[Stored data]
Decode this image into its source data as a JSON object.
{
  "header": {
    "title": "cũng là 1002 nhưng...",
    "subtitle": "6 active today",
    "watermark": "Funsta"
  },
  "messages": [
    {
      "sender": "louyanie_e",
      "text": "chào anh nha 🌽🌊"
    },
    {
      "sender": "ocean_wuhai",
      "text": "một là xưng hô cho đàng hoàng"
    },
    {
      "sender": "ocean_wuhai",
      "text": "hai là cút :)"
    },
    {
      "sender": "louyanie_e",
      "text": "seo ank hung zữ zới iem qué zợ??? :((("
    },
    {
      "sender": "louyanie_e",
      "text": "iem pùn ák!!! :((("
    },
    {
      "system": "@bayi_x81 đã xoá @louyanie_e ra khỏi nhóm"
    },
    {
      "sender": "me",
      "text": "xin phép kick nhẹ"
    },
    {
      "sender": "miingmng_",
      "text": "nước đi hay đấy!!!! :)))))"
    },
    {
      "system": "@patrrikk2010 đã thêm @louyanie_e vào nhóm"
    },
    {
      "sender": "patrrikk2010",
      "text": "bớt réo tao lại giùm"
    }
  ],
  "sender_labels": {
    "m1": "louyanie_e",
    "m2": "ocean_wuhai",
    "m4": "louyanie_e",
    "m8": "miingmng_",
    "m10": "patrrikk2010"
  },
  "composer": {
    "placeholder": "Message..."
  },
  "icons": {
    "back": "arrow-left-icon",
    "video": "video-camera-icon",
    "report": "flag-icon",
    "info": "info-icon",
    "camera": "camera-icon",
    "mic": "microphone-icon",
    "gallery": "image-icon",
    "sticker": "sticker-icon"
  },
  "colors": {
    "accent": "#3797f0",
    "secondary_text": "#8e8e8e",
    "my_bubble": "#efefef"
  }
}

* EXERCISE BRIEF
The entries above should be repeated exactly, every one of them.

* TASK RESULT
Decode this image into its source data as a JSON object.
{
  "header": {
    "title": "cũng là 1002 nhưng...",
    "subtitle": "6 active today",
    "watermark": "Funsta"
  },
  "messages": [
    {
      "sender": "louyanie_e",
      "text": "chào anh nha 🌽🌊"
    },
    {
      "sender": "ocean_wuhai",
      "text": "một là xưng hô cho đàng hoàng"
    },
    {
      "sender": "ocean_wuhai",
      "text": "hai là cút :)"
    },
    {
      "sender": "louyanie_e",
      "text": "seo ank hung zữ zới iem qué zợ??? :((("
    },
    {
      "sender": "louyanie_e",
      "text": "iem pùn ák!!! :((("
    },
    {
      "system": "@bayi_x81 đã xoá @louyanie_e ra khỏi nhóm"
    },
    {
      "sender": "me",
      "text": "xin phép kick nhẹ"
    },
    {
      "sender": "miingmng_",
      "text": "nước đi hay đấy!!!! :)))))"
    },
    {
      "system": "@patrrikk2010 đã thêm @louyanie_e vào nhóm"
    },
    {
      "sender": "patrrikk2010",
      "text": "bớt réo tao lại giùm"
    }
  ],
  "sender_labels": {
    "m1": "louyanie_e",
    "m2": "ocean_wuhai",
    "m4": "louyanie_e",
    "m8": "miingmng_",
    "m10": "patrrikk2010"
  },
  "composer": {
    "placeholder": "Message..."
  },
  "icons": {
    "back": "arrow-left-icon",
    "video": "video-camera-icon",
    "report": "flag-icon",
    "info": "info-icon",
    "camera": "camera-icon",
    "mic": "microphone-icon",
    "gallery": "image-icon",
    "sticker": "sticker-icon"
  },
  "colors": {
    "accent": "#3797f0",
    "secondary_text": "#8e8e8e",
    "my_bubble": "#efefef"
  }
}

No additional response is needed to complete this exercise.